◆ VORLIEGENDER TEXT:
Grenze zwischen Finnland und Russland

Dreiländereck Finnland – Russland – Norwegen: Die Grenze zwischen Finnland (rechts) und Russland (links) beginnt hinter der weißen Pyramide; vor dieser liegt norwegisches Gebiet.
Östlichster Punkt Finnlands auf dem Virmajärvi in Ilomantsi (62°54'31 N, 31°35′12 E bzw. 62.908611°, 31.586667°)

Die Grenze zwischen Finnland und Russland verläuft ungefähr in nord-südlicher Richtung zwischen der Republik Finnland (einem Mitglied der Europäischen Union und NATO-Aspiranten) und der Russischen Föderation. Sie ist eine etwa 1340 km lange Schengen-Außengrenze und verläuft hauptsächlich durch unbewohnte Taiga und dünn besiedelte ländliche Gebiete, ohne einem bestimmten natürlichen Merkmal oder Fluss zu folgen. In Finnland nennt man sie „Ostgrenze“ (finnisch itäraja, schwedisch östgränsen).

Den nördlichen Endpunkt der Grenze zwischen Finnland und Russland bildet das Dreiländereck zwischen Finnland, Russland und Norwegen, markiert durch einen Steinhügel in der Nähe von Muotkavaara (norwegisch Korgfjellet; 69°03′06″ N 28°55′45″ E bzw. 69,0517° N 28,9292° E). Das südliche Landende der Grenze liegt am Ufer des Finnischen Meerbusens; südlich davon verläuft eine Seegrenze zwischen den jeweiligen Hoheitsgewässern, die an einem schmalen Streifen internationalen Gewässers zwischen finnischen und estnischen Hoheitsgewässern endet.

Nach dem Zweiten Weltkrieg errichtete Finnland entlang der russischen Grenze im Abstand von 10 bis 50 Kilometern Grenzschutzposten, deren Einheiten das Gebiet patrouillierten. Anfang der 1990er Jahre zerfiel die Sowjetunion; Finnland geriet in eine Rezession. Der finnische Grenzschutz verkaufte alle Wachposten und viele dieser Posten wurden zu Sommerhäusern umgebaut. Russland schickte nach der Annexion der Krim 2014 in den Jahren 2015 und 2016 Flüchtlinge an die finnische Grenze. Angesichts des Krieges in der Ukraine und dem Antrag Finnlands (und Schwedens) auf Beitritt in die NATO will Finnland seine Grenzen sicherer machen. Die Regierung will (Stand 5. Mai 2022) an einigen Abschnitten der Grenze neue Zäune errichten und zwei Überwachungsflugzeuge vom Typ Dornier 228 durch neue Mehrzweckflugzeuge ersetzen.[1]

Grenzübergänge werden von der finnischen Grenzwache und dem Grenzschutzdienst Russlands kontrolliert und patrouilliert, außerdem existieren beiderseits Grenzzonen (0,1–3 km auf finnischer und mindestens 7,5 km breit auf russischer Seite). Die Einreise in eine der Grenzzonen erfordert eine Genehmigung. Die elektronische Überwachung auf finnischer Seite konzentriert sich am stärksten auf die südlichen 200 Kilometer und wird ständig verbessert. Der finnische Grenzschutz führt regelmäßig Hundepatrouillen durch, um alle Personen zu fassen, die die Grenzzone betreten.

Einträge umrahmter Elemente
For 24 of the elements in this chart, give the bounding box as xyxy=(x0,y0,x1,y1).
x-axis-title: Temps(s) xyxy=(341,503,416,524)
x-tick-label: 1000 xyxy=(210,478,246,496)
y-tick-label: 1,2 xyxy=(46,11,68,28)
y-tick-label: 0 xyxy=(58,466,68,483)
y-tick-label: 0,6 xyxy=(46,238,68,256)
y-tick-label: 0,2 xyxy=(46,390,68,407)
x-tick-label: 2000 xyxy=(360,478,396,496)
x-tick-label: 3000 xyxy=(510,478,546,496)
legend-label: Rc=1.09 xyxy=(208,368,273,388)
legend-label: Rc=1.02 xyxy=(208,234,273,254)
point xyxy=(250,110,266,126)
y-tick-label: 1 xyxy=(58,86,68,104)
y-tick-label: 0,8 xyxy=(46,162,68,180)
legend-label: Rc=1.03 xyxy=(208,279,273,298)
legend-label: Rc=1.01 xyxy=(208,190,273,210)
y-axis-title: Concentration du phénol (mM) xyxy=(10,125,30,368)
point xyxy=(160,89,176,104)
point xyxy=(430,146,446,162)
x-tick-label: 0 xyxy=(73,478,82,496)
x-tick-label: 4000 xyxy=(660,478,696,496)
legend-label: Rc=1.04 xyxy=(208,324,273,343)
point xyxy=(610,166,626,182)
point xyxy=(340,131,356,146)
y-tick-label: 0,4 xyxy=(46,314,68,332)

--

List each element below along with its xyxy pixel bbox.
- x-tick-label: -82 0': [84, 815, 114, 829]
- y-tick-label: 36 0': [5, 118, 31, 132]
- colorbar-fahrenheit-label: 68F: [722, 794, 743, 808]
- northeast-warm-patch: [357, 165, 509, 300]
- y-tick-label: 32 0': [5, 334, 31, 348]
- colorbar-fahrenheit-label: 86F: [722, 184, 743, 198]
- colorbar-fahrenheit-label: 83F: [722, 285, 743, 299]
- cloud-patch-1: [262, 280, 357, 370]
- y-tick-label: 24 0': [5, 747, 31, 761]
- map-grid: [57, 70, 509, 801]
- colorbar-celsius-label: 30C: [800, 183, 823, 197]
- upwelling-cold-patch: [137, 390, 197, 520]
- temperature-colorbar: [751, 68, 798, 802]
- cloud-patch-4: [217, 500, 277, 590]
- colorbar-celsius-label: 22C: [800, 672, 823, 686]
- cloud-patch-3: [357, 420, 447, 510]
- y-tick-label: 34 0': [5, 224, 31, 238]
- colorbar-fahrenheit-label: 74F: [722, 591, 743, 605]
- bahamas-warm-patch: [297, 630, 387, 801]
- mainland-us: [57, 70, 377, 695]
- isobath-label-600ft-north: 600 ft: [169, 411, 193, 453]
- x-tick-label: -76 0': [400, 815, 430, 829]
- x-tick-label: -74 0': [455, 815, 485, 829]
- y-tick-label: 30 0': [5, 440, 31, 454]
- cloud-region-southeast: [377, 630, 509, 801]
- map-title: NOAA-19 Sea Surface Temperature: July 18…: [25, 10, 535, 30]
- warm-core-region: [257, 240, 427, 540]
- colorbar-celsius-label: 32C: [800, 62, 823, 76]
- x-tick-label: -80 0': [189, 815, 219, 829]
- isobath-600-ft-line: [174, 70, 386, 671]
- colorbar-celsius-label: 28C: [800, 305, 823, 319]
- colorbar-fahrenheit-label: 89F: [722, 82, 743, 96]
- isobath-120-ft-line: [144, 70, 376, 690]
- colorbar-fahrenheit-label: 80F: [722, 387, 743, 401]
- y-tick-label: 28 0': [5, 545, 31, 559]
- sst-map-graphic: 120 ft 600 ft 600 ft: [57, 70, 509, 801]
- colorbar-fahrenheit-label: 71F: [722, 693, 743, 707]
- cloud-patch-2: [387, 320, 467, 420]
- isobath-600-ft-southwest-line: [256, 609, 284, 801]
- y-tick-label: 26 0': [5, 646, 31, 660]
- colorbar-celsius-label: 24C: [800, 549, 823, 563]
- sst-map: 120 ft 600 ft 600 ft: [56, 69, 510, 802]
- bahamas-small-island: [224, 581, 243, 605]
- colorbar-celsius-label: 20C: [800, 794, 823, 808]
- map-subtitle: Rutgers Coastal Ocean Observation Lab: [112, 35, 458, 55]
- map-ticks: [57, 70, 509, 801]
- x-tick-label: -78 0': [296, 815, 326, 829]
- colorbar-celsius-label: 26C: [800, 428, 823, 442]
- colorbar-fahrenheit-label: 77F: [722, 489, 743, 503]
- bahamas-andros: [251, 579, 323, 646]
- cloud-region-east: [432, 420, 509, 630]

◆ AUFGABENSTELLUNG: Gib den Text über die finnisch-russische Grenze von „Östlichster Punkt Finnlands“ bis „itäraja, schwedisch östgränsen).“ wieder und setze dabei „Nadelwald“ an die Stelle von „Taiga“. Die Zeilen sind eigenständiges Material und gehören nicht zum Text.

◆ LÖSUNG:
Östlichster Punkt Finnlands auf dem Virmajärvi in Ilomantsi (62°54'31 N, 31°35′12 E bzw. 62.908611°, 31.586667°)

Die Grenze zwischen Finnland und Russland verläuft ungefähr in nord-südlicher Richtung zwischen der Republik Finnland (einem Mitglied der Europäischen Union und NATO-Aspiranten) und der Russischen Föderation. Sie ist eine etwa 1340 km lange Schengen-Außengrenze und verläuft hauptsächlich durch unbewohnte Nadelwald und dünn besiedelte ländliche Gebiete, ohne einem bestimmten natürlichen Merkmal oder Fluss zu folgen. In Finnland nennt man sie „Ostgrenze“ (finnisch itäraja, schwedisch östgränsen).